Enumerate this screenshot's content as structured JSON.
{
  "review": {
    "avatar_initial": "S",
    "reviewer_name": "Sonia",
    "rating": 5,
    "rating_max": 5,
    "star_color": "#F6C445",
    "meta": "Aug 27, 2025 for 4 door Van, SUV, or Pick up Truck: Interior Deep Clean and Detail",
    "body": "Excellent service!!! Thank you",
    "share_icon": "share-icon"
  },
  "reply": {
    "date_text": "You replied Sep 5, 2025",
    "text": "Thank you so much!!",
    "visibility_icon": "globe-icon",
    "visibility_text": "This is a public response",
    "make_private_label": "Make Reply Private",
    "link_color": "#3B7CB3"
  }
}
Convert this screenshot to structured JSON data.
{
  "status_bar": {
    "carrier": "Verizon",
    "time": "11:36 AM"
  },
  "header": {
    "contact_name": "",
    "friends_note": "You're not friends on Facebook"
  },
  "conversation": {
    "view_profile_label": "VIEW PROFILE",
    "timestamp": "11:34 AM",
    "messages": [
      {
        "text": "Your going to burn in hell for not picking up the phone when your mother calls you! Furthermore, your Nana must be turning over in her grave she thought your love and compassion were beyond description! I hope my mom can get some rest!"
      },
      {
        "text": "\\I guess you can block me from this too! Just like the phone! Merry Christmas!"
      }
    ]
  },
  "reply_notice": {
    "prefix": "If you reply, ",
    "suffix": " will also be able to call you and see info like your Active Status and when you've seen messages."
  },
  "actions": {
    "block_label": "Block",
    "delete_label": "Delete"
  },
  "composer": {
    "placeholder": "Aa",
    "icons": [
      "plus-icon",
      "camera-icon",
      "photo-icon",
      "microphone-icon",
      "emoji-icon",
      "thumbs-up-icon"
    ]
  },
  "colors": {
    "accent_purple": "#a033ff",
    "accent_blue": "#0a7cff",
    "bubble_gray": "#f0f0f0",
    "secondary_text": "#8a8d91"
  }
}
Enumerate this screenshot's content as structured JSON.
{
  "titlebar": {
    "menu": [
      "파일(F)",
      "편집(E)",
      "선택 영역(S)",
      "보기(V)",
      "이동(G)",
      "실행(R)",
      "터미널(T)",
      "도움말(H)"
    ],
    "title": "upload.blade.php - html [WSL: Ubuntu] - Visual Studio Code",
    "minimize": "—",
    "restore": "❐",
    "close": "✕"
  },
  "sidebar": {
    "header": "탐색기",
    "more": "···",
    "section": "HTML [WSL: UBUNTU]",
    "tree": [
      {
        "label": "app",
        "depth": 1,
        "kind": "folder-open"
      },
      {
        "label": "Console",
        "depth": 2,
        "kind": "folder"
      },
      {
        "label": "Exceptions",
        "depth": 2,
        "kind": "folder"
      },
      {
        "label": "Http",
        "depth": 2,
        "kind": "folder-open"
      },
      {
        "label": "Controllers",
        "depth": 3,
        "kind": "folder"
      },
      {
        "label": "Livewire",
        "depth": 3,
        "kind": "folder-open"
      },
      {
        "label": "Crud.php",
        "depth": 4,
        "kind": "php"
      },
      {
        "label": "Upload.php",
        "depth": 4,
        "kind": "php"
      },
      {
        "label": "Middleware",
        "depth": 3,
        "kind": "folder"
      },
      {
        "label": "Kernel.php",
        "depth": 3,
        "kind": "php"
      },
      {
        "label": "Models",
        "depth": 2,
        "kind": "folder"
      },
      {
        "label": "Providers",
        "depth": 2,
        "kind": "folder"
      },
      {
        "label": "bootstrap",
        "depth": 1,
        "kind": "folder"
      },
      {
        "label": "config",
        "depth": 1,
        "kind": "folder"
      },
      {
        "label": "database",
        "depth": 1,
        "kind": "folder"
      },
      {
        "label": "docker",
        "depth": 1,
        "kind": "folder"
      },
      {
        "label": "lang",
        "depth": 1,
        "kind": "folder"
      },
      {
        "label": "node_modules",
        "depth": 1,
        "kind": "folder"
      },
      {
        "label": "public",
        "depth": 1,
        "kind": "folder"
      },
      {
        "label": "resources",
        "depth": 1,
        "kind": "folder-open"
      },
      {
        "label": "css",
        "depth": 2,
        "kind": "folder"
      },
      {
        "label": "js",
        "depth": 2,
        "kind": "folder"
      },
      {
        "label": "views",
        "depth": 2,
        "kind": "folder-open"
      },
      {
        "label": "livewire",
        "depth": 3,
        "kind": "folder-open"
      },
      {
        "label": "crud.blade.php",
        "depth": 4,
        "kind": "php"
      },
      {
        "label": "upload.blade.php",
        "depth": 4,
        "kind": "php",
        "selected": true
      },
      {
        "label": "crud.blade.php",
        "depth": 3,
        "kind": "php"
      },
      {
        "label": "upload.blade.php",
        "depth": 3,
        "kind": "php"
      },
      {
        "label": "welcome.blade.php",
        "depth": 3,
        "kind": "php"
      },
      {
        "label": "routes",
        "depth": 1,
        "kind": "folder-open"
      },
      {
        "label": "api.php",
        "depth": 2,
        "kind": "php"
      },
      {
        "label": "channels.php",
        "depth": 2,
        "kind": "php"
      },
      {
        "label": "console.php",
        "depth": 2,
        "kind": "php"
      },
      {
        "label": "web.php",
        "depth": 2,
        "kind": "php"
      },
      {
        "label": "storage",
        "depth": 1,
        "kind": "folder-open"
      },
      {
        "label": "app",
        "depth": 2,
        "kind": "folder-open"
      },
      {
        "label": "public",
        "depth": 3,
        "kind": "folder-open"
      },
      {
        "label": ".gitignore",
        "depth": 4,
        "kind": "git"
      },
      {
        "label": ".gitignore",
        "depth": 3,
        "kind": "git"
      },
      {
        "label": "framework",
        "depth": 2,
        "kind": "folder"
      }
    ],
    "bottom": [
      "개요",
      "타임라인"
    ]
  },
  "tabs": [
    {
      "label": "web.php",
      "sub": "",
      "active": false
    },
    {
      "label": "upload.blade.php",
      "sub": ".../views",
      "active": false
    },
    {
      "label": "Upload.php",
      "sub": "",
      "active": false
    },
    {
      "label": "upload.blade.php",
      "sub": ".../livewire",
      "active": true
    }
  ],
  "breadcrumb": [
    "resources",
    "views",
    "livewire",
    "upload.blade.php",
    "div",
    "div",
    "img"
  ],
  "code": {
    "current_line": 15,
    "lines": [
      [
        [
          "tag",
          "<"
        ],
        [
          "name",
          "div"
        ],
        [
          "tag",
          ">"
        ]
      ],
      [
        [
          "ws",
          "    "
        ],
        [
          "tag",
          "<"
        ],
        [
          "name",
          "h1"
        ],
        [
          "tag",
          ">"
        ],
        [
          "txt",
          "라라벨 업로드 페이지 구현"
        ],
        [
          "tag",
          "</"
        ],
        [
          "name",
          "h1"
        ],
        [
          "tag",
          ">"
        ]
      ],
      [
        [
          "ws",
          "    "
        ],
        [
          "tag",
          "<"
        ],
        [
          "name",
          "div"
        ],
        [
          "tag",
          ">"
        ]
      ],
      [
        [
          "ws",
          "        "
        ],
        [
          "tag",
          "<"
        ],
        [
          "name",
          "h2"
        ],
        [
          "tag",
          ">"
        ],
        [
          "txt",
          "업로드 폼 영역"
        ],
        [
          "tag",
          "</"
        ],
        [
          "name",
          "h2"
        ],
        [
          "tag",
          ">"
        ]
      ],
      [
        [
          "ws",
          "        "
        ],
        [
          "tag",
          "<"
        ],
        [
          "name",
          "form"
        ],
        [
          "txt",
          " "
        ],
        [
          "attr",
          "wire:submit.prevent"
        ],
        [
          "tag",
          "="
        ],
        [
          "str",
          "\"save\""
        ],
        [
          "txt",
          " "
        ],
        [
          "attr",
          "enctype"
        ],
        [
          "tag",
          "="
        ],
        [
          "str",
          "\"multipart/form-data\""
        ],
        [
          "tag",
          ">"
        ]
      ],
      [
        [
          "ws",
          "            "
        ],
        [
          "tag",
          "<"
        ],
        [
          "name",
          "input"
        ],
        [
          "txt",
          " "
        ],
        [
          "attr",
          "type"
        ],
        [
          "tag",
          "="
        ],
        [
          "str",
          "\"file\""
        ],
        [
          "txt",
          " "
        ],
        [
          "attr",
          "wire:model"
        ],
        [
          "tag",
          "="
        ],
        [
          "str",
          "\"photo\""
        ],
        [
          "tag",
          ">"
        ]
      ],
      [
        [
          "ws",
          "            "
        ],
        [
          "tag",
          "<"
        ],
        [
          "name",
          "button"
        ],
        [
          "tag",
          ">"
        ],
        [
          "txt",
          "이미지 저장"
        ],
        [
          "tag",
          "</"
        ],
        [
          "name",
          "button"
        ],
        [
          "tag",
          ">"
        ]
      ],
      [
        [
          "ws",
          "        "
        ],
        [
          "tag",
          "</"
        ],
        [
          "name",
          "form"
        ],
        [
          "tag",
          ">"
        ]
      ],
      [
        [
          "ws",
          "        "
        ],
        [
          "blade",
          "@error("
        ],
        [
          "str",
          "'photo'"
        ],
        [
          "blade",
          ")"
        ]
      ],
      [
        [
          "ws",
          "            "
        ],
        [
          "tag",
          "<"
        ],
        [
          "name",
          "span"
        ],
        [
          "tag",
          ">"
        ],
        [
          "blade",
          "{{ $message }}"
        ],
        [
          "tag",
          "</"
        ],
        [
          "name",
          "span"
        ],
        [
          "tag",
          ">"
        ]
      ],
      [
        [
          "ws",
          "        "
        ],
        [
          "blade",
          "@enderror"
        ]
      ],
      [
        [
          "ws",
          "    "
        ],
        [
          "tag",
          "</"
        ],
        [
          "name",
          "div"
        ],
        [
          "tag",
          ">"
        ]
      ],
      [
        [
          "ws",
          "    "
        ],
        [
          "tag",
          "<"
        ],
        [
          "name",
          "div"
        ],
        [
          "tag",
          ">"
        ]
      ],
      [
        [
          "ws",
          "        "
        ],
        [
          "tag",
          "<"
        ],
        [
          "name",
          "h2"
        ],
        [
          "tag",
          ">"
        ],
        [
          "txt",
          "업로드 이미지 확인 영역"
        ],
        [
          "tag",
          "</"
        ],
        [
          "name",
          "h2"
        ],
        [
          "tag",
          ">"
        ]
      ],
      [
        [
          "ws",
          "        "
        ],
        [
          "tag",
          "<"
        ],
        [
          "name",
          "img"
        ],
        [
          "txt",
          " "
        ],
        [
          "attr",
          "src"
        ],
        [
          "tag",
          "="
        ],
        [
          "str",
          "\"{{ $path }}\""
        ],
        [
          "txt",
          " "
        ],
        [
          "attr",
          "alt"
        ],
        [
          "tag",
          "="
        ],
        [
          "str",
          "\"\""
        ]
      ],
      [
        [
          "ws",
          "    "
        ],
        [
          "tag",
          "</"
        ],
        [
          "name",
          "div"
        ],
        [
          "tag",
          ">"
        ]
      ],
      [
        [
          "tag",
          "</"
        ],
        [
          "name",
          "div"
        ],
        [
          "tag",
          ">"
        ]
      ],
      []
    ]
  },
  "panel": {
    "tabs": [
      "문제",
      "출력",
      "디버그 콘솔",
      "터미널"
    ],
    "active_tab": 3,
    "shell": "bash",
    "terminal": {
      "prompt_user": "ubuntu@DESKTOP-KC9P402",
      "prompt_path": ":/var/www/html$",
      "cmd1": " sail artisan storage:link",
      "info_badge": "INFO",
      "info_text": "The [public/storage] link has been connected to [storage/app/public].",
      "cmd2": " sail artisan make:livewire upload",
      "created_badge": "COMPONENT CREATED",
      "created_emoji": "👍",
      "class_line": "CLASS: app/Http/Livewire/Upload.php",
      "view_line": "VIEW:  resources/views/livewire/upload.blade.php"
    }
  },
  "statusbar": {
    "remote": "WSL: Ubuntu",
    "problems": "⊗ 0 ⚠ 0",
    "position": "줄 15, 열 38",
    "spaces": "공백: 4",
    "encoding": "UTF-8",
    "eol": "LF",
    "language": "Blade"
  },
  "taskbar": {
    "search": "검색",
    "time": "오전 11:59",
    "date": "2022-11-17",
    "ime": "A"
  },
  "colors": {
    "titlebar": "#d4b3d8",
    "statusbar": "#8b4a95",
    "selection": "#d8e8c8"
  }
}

----------

Count how many lines above carry the word "Http". Only the number is required.

2